- _Problem description_
Give only the number of lines in the data that include the string "control".
>> start Data for the task
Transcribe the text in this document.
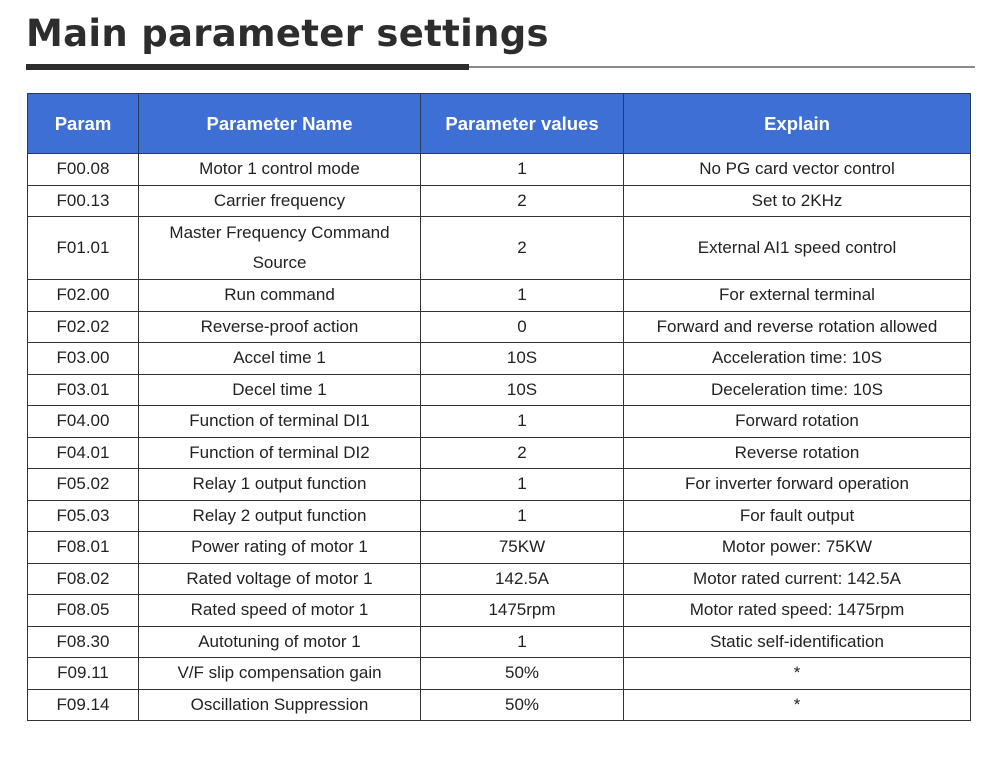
Main parameter settings
Param	Parameter Name	Parameter values	Explain
F00.08	Motor 1 control mode	1	No PG card vector control
F00.13	Carrier frequency	2	Set to 2KHz
F01.01	Master Frequency Command Source	2	External AI1 speed control
F02.00	Run command	1	For external terminal
F02.02	Reverse-proof action	0	Forward and reverse rotation allowed
F03.00	Accel time 1	10S	Acceleration time: 10S
F03.01	Decel time 1	10S	Deceleration time: 10S
F04.00	Function of terminal DI1	1	Forward rotation
F04.01	Function of terminal DI2	2	Reverse rotation
F05.02	Relay 1 output function	1	For inverter forward operation
F05.03	Relay 2 output function	1	For fault output
F08.01	Power rating of motor 1	75KW	Motor power: 75KW
F08.02	Rated voltage of motor 1	142.5A	Motor rated current: 142.5A
F08.05	Rated speed of motor 1	1475rpm	Motor rated speed: 1475rpm
F08.30	Autotuning of motor 1	1	Static self-identification
F09.11	V/F slip compensation gain	50%	*
F09.14	Oscillation Suppression	50%	*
>> end Data for the task
- _Response below_
2